EXCERPTED DATA
::::::::::
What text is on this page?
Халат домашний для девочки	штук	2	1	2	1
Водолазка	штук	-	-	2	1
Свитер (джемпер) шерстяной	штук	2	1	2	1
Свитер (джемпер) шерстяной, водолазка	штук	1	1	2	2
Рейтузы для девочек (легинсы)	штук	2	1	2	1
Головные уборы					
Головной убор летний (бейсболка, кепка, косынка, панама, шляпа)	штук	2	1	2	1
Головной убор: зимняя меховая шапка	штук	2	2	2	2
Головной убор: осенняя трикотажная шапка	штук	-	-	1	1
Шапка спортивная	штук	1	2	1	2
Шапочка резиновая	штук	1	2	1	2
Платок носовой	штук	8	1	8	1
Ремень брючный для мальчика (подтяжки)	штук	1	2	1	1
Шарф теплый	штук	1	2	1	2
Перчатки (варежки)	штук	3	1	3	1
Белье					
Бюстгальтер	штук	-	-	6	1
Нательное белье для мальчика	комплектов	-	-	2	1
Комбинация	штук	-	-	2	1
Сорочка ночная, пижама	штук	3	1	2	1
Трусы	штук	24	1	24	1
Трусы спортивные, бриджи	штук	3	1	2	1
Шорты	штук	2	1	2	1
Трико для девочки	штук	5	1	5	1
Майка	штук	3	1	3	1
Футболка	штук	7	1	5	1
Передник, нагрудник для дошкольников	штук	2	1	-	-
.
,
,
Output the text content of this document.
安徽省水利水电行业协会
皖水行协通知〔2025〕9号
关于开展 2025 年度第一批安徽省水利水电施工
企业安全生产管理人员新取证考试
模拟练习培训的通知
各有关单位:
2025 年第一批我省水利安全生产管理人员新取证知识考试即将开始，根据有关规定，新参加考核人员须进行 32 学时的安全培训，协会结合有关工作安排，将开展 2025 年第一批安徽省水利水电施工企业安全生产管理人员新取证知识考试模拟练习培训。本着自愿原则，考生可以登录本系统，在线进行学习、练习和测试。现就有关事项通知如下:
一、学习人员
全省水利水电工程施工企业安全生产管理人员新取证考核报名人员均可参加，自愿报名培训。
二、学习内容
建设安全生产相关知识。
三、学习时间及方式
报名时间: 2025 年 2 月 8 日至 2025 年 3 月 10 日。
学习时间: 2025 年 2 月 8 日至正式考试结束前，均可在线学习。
::::::::::
REQUIREMENTS
Go through the data and return every record exactly.

FINAL RESULT
What text is on this page?
Халат домашний для девочки	штук	2	1	2	1
Водолазка	штук	-	-	2	1
Свитер (джемпер) шерстяной	штук	2	1	2	1
Свитер (джемпер) шерстяной, водолазка	штук	1	1	2	2
Рейтузы для девочек (легинсы)	штук	2	1	2	1
Головные уборы					
Головной убор летний (бейсболка, кепка, косынка, панама, шляпа)	штук	2	1	2	1
Головной убор: зимняя меховая шапка	штук	2	2	2	2
Головной убор: осенняя трикотажная шапка	штук	-	-	1	1
Шапка спортивная	штук	1	2	1	2
Шапочка резиновая	штук	1	2	1	2
Платок носовой	штук	8	1	8	1
Ремень брючный для мальчика (подтяжки)	штук	1	2	1	1
Шарф теплый	штук	1	2	1	2
Перчатки (варежки)	штук	3	1	3	1
Белье					
Бюстгальтер	штук	-	-	6	1
Нательное белье для мальчика	комплектов	-	-	2	1
Комбинация	штук	-	-	2	1
Сорочка ночная, пижама	штук	3	1	2	1
Трусы	штук	24	1	24	1
Трусы спортивные, бриджи	штук	3	1	2	1
Шорты	штук	2	1	2	1
Трико для девочки	штук	5	1	5	1
Майка	штук	3	1	3	1
Футболка	штук	7	1	5	1
Передник, нагрудник для дошкольников	штук	2	1	-	-
.
,
,
Output the text content of this document.
安徽省水利水电行业协会
皖水行协通知〔2025〕9号
关于开展 2025 年度第一批安徽省水利水电施工
企业安全生产管理人员新取证考试
模拟练习培训的通知
各有关单位:
2025 年第一批我省水利安全生产管理人员新取证知识考试即将开始，根据有关规定，新参加考核人员须进行 32 学时的安全培训，协会结合有关工作安排，将开展 2025 年第一批安徽省水利水电施工企业安全生产管理人员新取证知识考试模拟练习培训。本着自愿原则，考生可以登录本系统，在线进行学习、练习和测试。现就有关事项通知如下:
一、学习人员
全省水利水电工程施工企业安全生产管理人员新取证考核报名人员均可参加，自愿报名培训。
二、学习内容
建设安全生产相关知识。
三、学习时间及方式
报名时间: 2025 年 2 月 8 日至 2025 年 3 月 10 日。
学习时间: 2025 年 2 月 8 日至正式考试结束前，均可在线学习。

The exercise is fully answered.